→ **Extracted information**:
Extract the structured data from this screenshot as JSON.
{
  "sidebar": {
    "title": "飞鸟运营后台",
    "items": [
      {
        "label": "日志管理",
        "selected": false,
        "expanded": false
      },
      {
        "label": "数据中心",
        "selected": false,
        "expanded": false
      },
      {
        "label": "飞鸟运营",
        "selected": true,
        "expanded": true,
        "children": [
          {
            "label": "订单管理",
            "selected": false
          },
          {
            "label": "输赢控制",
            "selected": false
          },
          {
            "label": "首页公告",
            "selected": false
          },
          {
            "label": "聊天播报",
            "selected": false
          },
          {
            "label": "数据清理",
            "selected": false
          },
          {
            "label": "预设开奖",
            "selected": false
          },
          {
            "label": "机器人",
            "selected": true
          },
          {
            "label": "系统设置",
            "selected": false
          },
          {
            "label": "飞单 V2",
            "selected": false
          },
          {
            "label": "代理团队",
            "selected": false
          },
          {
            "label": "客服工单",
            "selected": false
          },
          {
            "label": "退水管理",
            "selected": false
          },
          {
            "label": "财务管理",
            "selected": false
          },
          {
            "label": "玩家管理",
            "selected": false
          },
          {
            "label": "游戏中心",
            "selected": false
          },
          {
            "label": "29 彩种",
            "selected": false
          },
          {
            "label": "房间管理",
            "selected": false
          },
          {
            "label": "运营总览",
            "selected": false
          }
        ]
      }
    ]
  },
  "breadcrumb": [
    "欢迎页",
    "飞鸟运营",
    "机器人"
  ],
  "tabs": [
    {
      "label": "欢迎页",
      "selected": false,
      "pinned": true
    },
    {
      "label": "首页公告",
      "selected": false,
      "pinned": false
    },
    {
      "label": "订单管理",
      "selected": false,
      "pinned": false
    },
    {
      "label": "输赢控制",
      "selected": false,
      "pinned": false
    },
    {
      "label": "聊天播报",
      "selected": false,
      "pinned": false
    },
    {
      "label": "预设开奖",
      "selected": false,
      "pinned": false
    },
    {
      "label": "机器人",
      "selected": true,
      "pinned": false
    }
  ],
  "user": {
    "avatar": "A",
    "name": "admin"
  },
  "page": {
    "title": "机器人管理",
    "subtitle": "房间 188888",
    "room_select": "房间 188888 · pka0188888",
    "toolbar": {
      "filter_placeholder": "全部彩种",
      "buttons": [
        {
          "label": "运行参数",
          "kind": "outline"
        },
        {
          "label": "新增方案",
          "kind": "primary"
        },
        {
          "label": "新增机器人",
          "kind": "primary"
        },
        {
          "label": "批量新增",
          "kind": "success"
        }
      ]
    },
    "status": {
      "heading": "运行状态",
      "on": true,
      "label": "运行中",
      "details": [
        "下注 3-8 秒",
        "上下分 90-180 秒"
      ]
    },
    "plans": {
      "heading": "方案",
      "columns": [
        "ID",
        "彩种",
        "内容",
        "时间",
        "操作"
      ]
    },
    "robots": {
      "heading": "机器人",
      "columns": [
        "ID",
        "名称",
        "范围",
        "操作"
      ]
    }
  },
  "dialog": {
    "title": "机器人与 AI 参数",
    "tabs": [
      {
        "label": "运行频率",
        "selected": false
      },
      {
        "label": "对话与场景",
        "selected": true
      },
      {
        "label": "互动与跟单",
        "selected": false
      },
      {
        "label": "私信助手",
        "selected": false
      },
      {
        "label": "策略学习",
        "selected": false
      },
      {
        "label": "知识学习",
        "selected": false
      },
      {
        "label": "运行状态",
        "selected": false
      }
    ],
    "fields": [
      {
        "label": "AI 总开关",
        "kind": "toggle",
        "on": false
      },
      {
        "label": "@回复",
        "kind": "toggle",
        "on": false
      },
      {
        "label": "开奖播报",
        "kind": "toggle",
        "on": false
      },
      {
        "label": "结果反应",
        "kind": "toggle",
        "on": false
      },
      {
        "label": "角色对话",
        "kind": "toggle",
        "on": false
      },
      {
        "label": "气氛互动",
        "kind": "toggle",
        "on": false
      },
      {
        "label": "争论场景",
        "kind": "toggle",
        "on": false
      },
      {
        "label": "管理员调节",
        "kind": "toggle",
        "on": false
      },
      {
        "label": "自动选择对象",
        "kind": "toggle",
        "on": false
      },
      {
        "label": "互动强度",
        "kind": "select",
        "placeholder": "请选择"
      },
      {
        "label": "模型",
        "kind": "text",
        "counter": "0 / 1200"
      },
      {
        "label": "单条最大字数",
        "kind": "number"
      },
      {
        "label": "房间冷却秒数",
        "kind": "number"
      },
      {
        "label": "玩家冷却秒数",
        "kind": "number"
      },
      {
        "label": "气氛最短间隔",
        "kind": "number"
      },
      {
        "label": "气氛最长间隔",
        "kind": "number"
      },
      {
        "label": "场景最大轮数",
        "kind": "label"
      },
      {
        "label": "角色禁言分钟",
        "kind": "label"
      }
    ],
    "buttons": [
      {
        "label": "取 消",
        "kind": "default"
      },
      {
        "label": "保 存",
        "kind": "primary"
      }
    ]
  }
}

→ **What you need to do**: Extract the full set of entries word for word.

→ **Worked answer**:
Extract the structured data from this screenshot as JSON.
{
  "sidebar": {
    "title": "飞鸟运营后台",
    "items": [
      {
        "label": "日志管理",
        "selected": false,
        "expanded": false
      },
      {
        "label": "数据中心",
        "selected": false,
        "expanded": false
      },
      {
        "label": "飞鸟运营",
        "selected": true,
        "expanded": true,
        "children": [
          {
            "label": "订单管理",
            "selected": false
          },
          {
            "label": "输赢控制",
            "selected": false
          },
          {
            "label": "首页公告",
            "selected": false
          },
          {
            "label": "聊天播报",
            "selected": false
          },
          {
            "label": "数据清理",
            "selected": false
          },
          {
            "label": "预设开奖",
            "selected": false
          },
          {
            "label": "机器人",
            "selected": true
          },
          {
            "label": "系统设置",
            "selected": false
          },
          {
            "label": "飞单 V2",
            "selected": false
          },
          {
            "label": "代理团队",
            "selected": false
          },
          {
            "label": "客服工单",
            "selected": false
          },
          {
            "label": "退水管理",
            "selected": false
          },
          {
            "label": "财务管理",
            "selected": false
          },
          {
            "label": "玩家管理",
            "selected": false
          },
          {
            "label": "游戏中心",
            "selected": false
          },
          {
            "label": "29 彩种",
            "selected": false
          },
          {
            "label": "房间管理",
            "selected": false
          },
          {
            "label": "运营总览",
            "selected": false
          }
        ]
      }
    ]
  },
  "breadcrumb": [
    "欢迎页",
    "飞鸟运营",
    "机器人"
  ],
  "tabs": [
    {
      "label": "欢迎页",
      "selected": false,
      "pinned": true
    },
    {
      "label": "首页公告",
      "selected": false,
      "pinned": false
    },
    {
      "label": "订单管理",
      "selected": false,
      "pinned": false
    },
    {
      "label": "输赢控制",
      "selected": false,
      "pinned": false
    },
    {
      "label": "聊天播报",
      "selected": false,
      "pinned": false
    },
    {
      "label": "预设开奖",
      "selected": false,
      "pinned": false
    },
    {
      "label": "机器人",
      "selected": true,
      "pinned": false
    }
  ],
  "user": {
    "avatar": "A",
    "name": "admin"
  },
  "page": {
    "title": "机器人管理",
    "subtitle": "房间 188888",
    "room_select": "房间 188888 · pka0188888",
    "toolbar": {
      "filter_placeholder": "全部彩种",
      "buttons": [
        {
          "label": "运行参数",
          "kind": "outline"
        },
        {
          "label": "新增方案",
          "kind": "primary"
        },
        {
          "label": "新增机器人",
          "kind": "primary"
        },
        {
          "label": "批量新增",
          "kind": "success"
        }
      ]
    },
    "status": {
      "heading": "运行状态",
      "on": true,
      "label": "运行中",
      "details": [
        "下注 3-8 秒",
        "上下分 90-180 秒"
      ]
    },
    "plans": {
      "heading": "方案",
      "columns": [
        "ID",
        "彩种",
        "内容",
        "时间",
        "操作"
      ]
    },
    "robots": {
      "heading": "机器人",
      "columns": [
        "ID",
        "名称",
        "范围",
        "操作"
      ]
    }
  },
  "dialog": {
    "title": "机器人与 AI 参数",
    "tabs": [
      {
        "label": "运行频率",
        "selected": false
      },
      {
        "label": "对话与场景",
        "selected": true
      },
      {
        "label": "互动与跟单",
        "selected": false
      },
      {
        "label": "私信助手",
        "selected": false
      },
      {
        "label": "策略学习",
        "selected": false
      },
      {
        "label": "知识学习",
        "selected": false
      },
      {
        "label": "运行状态",
        "selected": false
      }
    ],
    "fields": [
      {
        "label": "AI 总开关",
        "kind": "toggle",
        "on": false
      },
      {
        "label": "@回复",
        "kind": "toggle",
        "on": false
      },
      {
        "label": "开奖播报",
        "kind": "toggle",
        "on": false
      },
      {
        "label": "结果反应",
        "kind": "toggle",
        "on": false
      },
      {
        "label": "角色对话",
        "kind": "toggle",
        "on": false
      },
      {
        "label": "气氛互动",
        "kind": "toggle",
        "on": false
      },
      {
        "label": "争论场景",
        "kind": "toggle",
        "on": false
      },
      {
        "label": "管理员调节",
        "kind": "toggle",
        "on": false
      },
      {
        "label": "自动选择对象",
        "kind": "toggle",
        "on": false
      },
      {
        "label": "互动强度",
        "kind": "select",
        "placeholder": "请选择"
      },
      {
        "label": "模型",
        "kind": "text",
        "counter": "0 / 1200"
      },
      {
        "label": "单条最大字数",
        "kind": "number"
      },
      {
        "label": "房间冷却秒数",
        "kind": "number"
      },
      {
        "label": "玩家冷却秒数",
        "kind": "number"
      },
      {
        "label": "气氛最短间隔",
        "kind": "number"
      },
      {
        "label": "气氛最长间隔",
        "kind": "number"
      },
      {
        "label": "场景最大轮数",
        "kind": "label"
      },
      {
        "label": "角色禁言分钟",
        "kind": "label"
      }
    ],
    "buttons": [
      {
        "label": "取 消",
        "kind": "default"
      },
      {
        "label": "保 存",
        "kind": "primary"
      }
    ]
  }
}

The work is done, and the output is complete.